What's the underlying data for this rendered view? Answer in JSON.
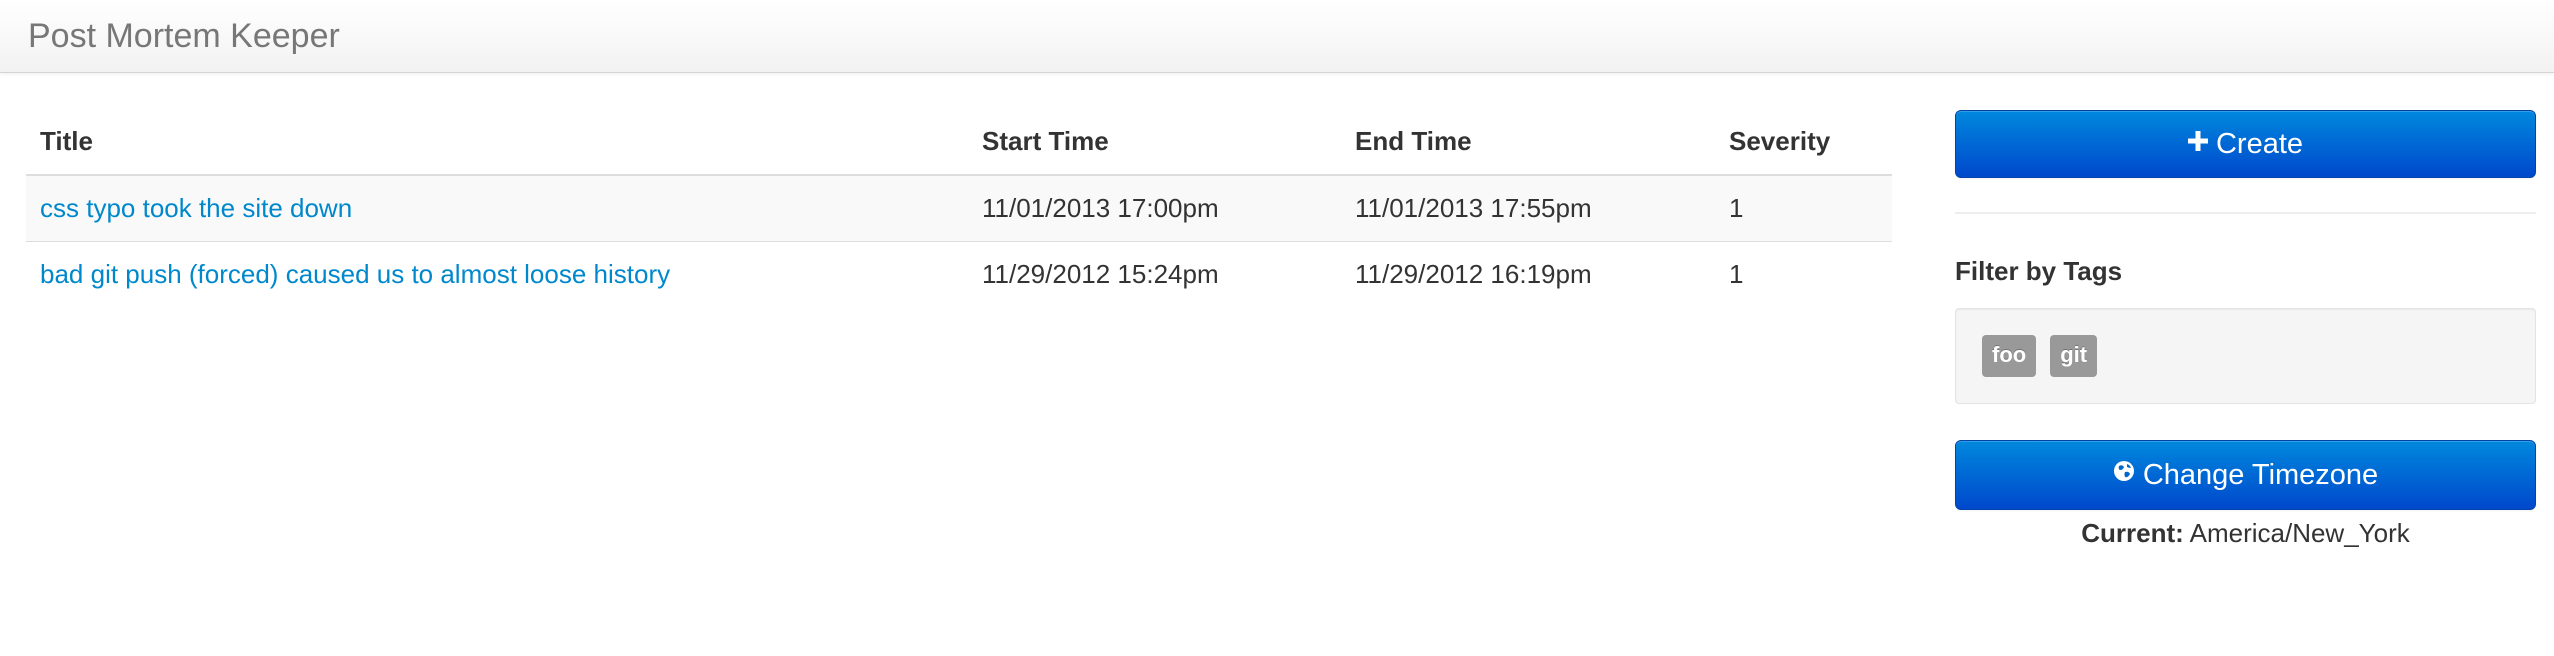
{
  "app": {
    "brand": "Post Mortem Keeper"
  },
  "table": {
    "headers": {
      "title": "Title",
      "start": "Start Time",
      "end": "End Time",
      "severity": "Severity"
    },
    "rows": [
      {
        "title": "css typo took the site down",
        "start": "11/01/2013 17:00pm",
        "end": "11/01/2013 17:55pm",
        "severity": "1"
      },
      {
        "title": "bad git push (forced) caused us to almost loose history",
        "start": "11/29/2012 15:24pm",
        "end": "11/29/2012 16:19pm",
        "severity": "1"
      }
    ]
  },
  "sidebar": {
    "create_label": "Create",
    "filter_heading": "Filter by Tags",
    "tags": [
      "foo",
      "git"
    ],
    "timezone_button_label": "Change Timezone",
    "current_label": "Current:",
    "current_value": "America/New_York"
  },
  "colors": {
    "link": "#0088cc",
    "primary_button": "#0066cc",
    "tag": "#999999"
  },
  "icons": {
    "create": "plus-icon",
    "timezone": "globe-icon"
  }
}
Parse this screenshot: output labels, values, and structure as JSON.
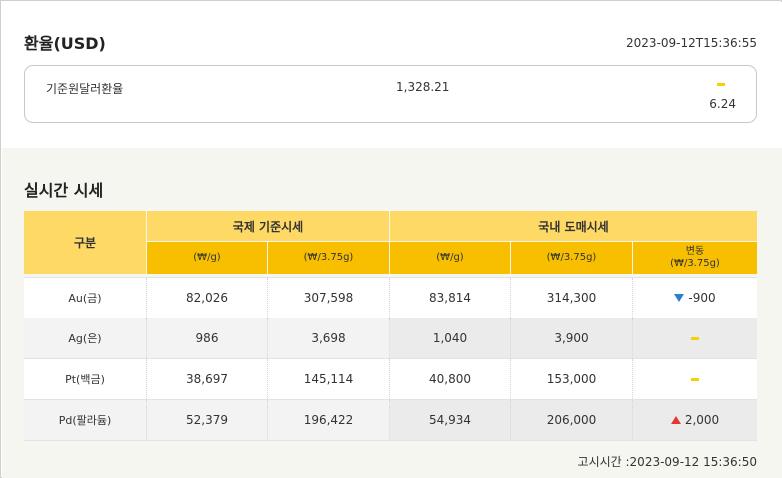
{
  "exchange": {
    "title": "환율(USD)",
    "timestamp": "2023-09-12T15:36:55",
    "label": "기준원달러환율",
    "value": "1,328.21",
    "change": "6.24",
    "change_direction": "flat"
  },
  "live": {
    "title": "실시간 시세",
    "headers": {
      "category": "구분",
      "international": "국제 기준시세",
      "domestic": "국내 도매시세",
      "intl_per_g": "(₩/g)",
      "intl_per_don": "(₩/3.75g)",
      "dom_per_g": "(₩/g)",
      "dom_per_don": "(₩/3.75g)",
      "change_line1": "변동",
      "change_line2": "(₩/3.75g)"
    },
    "rows": [
      {
        "name": "Au(금)",
        "intl_g": "82,026",
        "intl_don": "307,598",
        "dom_g": "83,814",
        "dom_don": "314,300",
        "change": "-900",
        "direction": "down"
      },
      {
        "name": "Ag(은)",
        "intl_g": "986",
        "intl_don": "3,698",
        "dom_g": "1,040",
        "dom_don": "3,900",
        "change": "",
        "direction": "flat"
      },
      {
        "name": "Pt(백금)",
        "intl_g": "38,697",
        "intl_don": "145,114",
        "dom_g": "40,800",
        "dom_don": "153,000",
        "change": "",
        "direction": "flat"
      },
      {
        "name": "Pd(팔라듐)",
        "intl_g": "52,379",
        "intl_don": "196,422",
        "dom_g": "54,934",
        "dom_don": "206,000",
        "change": "2,000",
        "direction": "up"
      }
    ],
    "notice": "고시시간 :2023-09-12 15:36:50"
  },
  "colors": {
    "header_light": "#ffd966",
    "header_dark": "#f7bf00",
    "up": "#e23a2e",
    "down": "#2a7fd4",
    "flat": "#f2d200"
  }
}
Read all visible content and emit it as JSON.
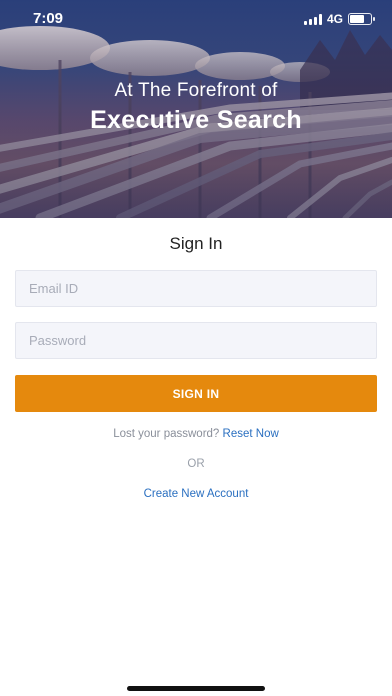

#####

» **GOAL**
Collect the lines of the records that include the string "JSON".

» **EXERCISE OUTPUT**
What's the underlying data for this rendered view? Answer in JSON.
Parse this screenshot: output labels, values, and structure as JSON.
Read all visible content and emit it as JSON.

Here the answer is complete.